- **Supplied data**:
- - - - - - -

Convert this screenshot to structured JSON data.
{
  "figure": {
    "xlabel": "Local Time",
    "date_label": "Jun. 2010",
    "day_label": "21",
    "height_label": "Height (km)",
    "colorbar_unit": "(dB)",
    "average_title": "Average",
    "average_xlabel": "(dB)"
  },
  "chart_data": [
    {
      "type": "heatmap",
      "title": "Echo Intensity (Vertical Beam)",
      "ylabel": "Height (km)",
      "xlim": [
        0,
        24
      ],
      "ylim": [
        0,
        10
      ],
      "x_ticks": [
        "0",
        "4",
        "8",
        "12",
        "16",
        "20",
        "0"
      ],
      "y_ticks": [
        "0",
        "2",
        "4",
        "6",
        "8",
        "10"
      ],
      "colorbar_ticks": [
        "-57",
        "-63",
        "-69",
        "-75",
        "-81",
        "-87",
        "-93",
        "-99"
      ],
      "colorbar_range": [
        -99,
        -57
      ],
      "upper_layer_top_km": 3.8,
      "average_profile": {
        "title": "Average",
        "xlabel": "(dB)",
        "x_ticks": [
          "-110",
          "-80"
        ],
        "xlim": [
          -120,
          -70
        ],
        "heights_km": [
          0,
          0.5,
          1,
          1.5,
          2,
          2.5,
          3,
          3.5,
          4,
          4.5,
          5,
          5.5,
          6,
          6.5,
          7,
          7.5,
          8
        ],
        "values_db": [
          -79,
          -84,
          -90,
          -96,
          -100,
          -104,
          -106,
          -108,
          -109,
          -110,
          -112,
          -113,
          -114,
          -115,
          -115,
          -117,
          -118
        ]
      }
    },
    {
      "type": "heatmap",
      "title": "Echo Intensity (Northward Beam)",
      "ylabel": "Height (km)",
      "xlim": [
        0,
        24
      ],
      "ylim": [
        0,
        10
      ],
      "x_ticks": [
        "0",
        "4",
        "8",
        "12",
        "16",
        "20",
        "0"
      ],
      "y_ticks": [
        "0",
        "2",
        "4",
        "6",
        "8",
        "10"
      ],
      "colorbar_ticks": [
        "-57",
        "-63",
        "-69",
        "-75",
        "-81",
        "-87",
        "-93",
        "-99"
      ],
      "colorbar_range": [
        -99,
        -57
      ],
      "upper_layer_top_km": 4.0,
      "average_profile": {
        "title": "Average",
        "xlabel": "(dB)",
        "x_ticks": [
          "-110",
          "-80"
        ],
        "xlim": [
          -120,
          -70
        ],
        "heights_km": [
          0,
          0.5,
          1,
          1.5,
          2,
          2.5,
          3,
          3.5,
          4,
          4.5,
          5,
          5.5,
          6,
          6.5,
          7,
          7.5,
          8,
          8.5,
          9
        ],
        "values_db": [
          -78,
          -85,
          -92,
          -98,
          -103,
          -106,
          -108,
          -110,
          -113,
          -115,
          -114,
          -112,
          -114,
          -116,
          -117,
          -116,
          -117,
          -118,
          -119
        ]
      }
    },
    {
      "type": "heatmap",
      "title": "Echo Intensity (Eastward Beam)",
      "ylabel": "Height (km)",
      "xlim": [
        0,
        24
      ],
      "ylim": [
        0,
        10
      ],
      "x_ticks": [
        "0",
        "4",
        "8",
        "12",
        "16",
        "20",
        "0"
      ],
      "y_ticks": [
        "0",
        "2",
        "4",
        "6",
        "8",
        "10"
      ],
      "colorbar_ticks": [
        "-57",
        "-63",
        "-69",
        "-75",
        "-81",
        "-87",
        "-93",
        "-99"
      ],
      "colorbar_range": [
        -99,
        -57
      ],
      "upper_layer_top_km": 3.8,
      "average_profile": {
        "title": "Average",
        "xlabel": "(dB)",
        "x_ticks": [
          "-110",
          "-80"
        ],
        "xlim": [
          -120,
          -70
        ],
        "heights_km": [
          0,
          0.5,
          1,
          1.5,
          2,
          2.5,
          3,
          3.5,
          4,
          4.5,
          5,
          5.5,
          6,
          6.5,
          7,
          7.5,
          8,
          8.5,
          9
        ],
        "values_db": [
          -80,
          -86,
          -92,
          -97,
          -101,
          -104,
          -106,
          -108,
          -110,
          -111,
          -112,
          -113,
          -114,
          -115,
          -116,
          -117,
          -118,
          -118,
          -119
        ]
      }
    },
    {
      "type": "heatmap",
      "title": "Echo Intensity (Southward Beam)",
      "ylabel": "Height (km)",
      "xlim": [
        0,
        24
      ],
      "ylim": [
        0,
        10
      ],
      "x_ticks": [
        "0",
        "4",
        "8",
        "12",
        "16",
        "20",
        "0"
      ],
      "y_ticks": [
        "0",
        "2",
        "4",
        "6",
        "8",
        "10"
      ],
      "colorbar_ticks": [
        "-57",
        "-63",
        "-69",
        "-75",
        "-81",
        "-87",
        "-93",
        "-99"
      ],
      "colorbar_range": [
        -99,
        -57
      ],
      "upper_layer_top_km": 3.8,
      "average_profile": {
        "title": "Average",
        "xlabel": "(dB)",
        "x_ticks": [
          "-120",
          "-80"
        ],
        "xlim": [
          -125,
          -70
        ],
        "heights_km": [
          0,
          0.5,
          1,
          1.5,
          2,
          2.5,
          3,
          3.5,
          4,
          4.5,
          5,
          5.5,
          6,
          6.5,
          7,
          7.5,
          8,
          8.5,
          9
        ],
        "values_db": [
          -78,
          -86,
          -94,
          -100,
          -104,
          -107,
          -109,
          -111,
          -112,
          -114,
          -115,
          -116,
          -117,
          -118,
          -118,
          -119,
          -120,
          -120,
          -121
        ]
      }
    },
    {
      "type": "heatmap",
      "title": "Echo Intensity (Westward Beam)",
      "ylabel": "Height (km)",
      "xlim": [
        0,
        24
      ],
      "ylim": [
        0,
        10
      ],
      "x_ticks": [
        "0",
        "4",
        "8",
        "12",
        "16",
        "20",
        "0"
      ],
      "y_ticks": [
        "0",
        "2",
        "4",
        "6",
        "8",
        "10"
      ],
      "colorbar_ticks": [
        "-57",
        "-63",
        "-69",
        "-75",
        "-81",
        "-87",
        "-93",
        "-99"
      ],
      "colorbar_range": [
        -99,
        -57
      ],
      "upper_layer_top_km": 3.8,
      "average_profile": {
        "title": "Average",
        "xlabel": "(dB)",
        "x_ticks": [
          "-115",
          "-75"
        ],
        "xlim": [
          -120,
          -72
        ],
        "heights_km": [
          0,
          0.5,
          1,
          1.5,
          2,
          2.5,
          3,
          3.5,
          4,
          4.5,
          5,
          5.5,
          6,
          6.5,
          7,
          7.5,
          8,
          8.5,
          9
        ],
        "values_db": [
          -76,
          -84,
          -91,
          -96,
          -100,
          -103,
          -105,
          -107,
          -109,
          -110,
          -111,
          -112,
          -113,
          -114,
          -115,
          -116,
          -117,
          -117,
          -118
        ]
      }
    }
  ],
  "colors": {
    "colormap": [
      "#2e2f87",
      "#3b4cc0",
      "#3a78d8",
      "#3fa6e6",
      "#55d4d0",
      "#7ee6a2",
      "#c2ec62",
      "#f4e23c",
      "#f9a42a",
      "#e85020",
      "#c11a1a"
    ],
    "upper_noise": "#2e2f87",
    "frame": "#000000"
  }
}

- - - - - - -

- **Task objective**: Every record above must be duplicated exactly.

- **Answer to this task**:
Convert this screenshot to structured JSON data.
{
  "figure": {
    "xlabel": "Local Time",
    "date_label": "Jun. 2010",
    "day_label": "21",
    "height_label": "Height (km)",
    "colorbar_unit": "(dB)",
    "average_title": "Average",
    "average_xlabel": "(dB)"
  },
  "chart_data": [
    {
      "type": "heatmap",
      "title": "Echo Intensity (Vertical Beam)",
      "ylabel": "Height (km)",
      "xlim": [
        0,
        24
      ],
      "ylim": [
        0,
        10
      ],
      "x_ticks": [
        "0",
        "4",
        "8",
        "12",
        "16",
        "20",
        "0"
      ],
      "y_ticks": [
        "0",
        "2",
        "4",
        "6",
        "8",
        "10"
      ],
      "colorbar_ticks": [
        "-57",
        "-63",
        "-69",
        "-75",
        "-81",
        "-87",
        "-93",
        "-99"
      ],
      "colorbar_range": [
        -99,
        -57
      ],
      "upper_layer_top_km": 3.8,
      "average_profile": {
        "title": "Average",
        "xlabel": "(dB)",
        "x_ticks": [
          "-110",
          "-80"
        ],
        "xlim": [
          -120,
          -70
        ],
        "heights_km": [
          0,
          0.5,
          1,
          1.5,
          2,
          2.5,
          3,
          3.5,
          4,
          4.5,
          5,
          5.5,
          6,
          6.5,
          7,
          7.5,
          8
        ],
        "values_db": [
          -79,
          -84,
          -90,
          -96,
          -100,
          -104,
          -106,
          -108,
          -109,
          -110,
          -112,
          -113,
          -114,
          -115,
          -115,
          -117,
          -118
        ]
      }
    },
    {
      "type": "heatmap",
      "title": "Echo Intensity (Northward Beam)",
      "ylabel": "Height (km)",
      "xlim": [
        0,
        24
      ],
      "ylim": [
        0,
        10
      ],
      "x_ticks": [
        "0",
        "4",
        "8",
        "12",
        "16",
        "20",
        "0"
      ],
      "y_ticks": [
        "0",
        "2",
        "4",
        "6",
        "8",
        "10"
      ],
      "colorbar_ticks": [
        "-57",
        "-63",
        "-69",
        "-75",
        "-81",
        "-87",
        "-93",
        "-99"
      ],
      "colorbar_range": [
        -99,
        -57
      ],
      "upper_layer_top_km": 4.0,
      "average_profile": {
        "title": "Average",
        "xlabel": "(dB)",
        "x_ticks": [
          "-110",
          "-80"
        ],
        "xlim": [
          -120,
          -70
        ],
        "heights_km": [
          0,
          0.5,
          1,
          1.5,
          2,
          2.5,
          3,
          3.5,
          4,
          4.5,
          5,
          5.5,
          6,
          6.5,
          7,
          7.5,
          8,
          8.5,
          9
        ],
        "values_db": [
          -78,
          -85,
          -92,
          -98,
          -103,
          -106,
          -108,
          -110,
          -113,
          -115,
          -114,
          -112,
          -114,
          -116,
          -117,
          -116,
          -117,
          -118,
          -119
        ]
      }
    },
    {
      "type": "heatmap",
      "title": "Echo Intensity (Eastward Beam)",
      "ylabel": "Height (km)",
      "xlim": [
        0,
        24
      ],
      "ylim": [
        0,
        10
      ],
      "x_ticks": [
        "0",
        "4",
        "8",
        "12",
        "16",
        "20",
        "0"
      ],
      "y_ticks": [
        "0",
        "2",
        "4",
        "6",
        "8",
        "10"
      ],
      "colorbar_ticks": [
        "-57",
        "-63",
        "-69",
        "-75",
        "-81",
        "-87",
        "-93",
        "-99"
      ],
      "colorbar_range": [
        -99,
        -57
      ],
      "upper_layer_top_km": 3.8,
      "average_profile": {
        "title": "Average",
        "xlabel": "(dB)",
        "x_ticks": [
          "-110",
          "-80"
        ],
        "xlim": [
          -120,
          -70
        ],
        "heights_km": [
          0,
          0.5,
          1,
          1.5,
          2,
          2.5,
          3,
          3.5,
          4,
          4.5,
          5,
          5.5,
          6,
          6.5,
          7,
          7.5,
          8,
          8.5,
          9
        ],
        "values_db": [
          -80,
          -86,
          -92,
          -97,
          -101,
          -104,
          -106,
          -108,
          -110,
          -111,
          -112,
          -113,
          -114,
          -115,
          -116,
          -117,
          -118,
          -118,
          -119
        ]
      }
    },
    {
      "type": "heatmap",
      "title": "Echo Intensity (Southward Beam)",
      "ylabel": "Height (km)",
      "xlim": [
        0,
        24
      ],
      "ylim": [
        0,
        10
      ],
      "x_ticks": [
        "0",
        "4",
        "8",
        "12",
        "16",
        "20",
        "0"
      ],
      "y_ticks": [
        "0",
        "2",
        "4",
        "6",
        "8",
        "10"
      ],
      "colorbar_ticks": [
        "-57",
        "-63",
        "-69",
        "-75",
        "-81",
        "-87",
        "-93",
        "-99"
      ],
      "colorbar_range": [
        -99,
        -57
      ],
      "upper_layer_top_km": 3.8,
      "average_profile": {
        "title": "Average",
        "xlabel": "(dB)",
        "x_ticks": [
          "-120",
          "-80"
        ],
        "xlim": [
          -125,
          -70
        ],
        "heights_km": [
          0,
          0.5,
          1,
          1.5,
          2,
          2.5,
          3,
          3.5,
          4,
          4.5,
          5,
          5.5,
          6,
          6.5,
          7,
          7.5,
          8,
          8.5,
          9
        ],
        "values_db": [
          -78,
          -86,
          -94,
          -100,
          -104,
          -107,
          -109,
          -111,
          -112,
          -114,
          -115,
          -116,
          -117,
          -118,
          -118,
          -119,
          -120,
          -120,
          -121
        ]
      }
    },
    {
      "type": "heatmap",
      "title": "Echo Intensity (Westward Beam)",
      "ylabel": "Height (km)",
      "xlim": [
        0,
        24
      ],
      "ylim": [
        0,
        10
      ],
      "x_ticks": [
        "0",
        "4",
        "8",
        "12",
        "16",
        "20",
        "0"
      ],
      "y_ticks": [
        "0",
        "2",
        "4",
        "6",
        "8",
        "10"
      ],
      "colorbar_ticks": [
        "-57",
        "-63",
        "-69",
        "-75",
        "-81",
        "-87",
        "-93",
        "-99"
      ],
      "colorbar_range": [
        -99,
        -57
      ],
      "upper_layer_top_km": 3.8,
      "average_profile": {
        "title": "Average",
        "xlabel": "(dB)",
        "x_ticks": [
          "-115",
          "-75"
        ],
        "xlim": [
          -120,
          -72
        ],
        "heights_km": [
          0,
          0.5,
          1,
          1.5,
          2,
          2.5,
          3,
          3.5,
          4,
          4.5,
          5,
          5.5,
          6,
          6.5,
          7,
          7.5,
          8,
          8.5,
          9
        ],
        "values_db": [
          -76,
          -84,
          -91,
          -96,
          -100,
          -103,
          -105,
          -107,
          -109,
          -110,
          -111,
          -112,
          -113,
          -114,
          -115,
          -116,
          -117,
          -117,
          -118
        ]
      }
    }
  ],
  "colors": {
    "colormap": [
      "#2e2f87",
      "#3b4cc0",
      "#3a78d8",
      "#3fa6e6",
      "#55d4d0",
      "#7ee6a2",
      "#c2ec62",
      "#f4e23c",
      "#f9a42a",
      "#e85020",
      "#c11a1a"
    ],
    "upper_noise": "#2e2f87",
    "frame": "#000000"
  }
}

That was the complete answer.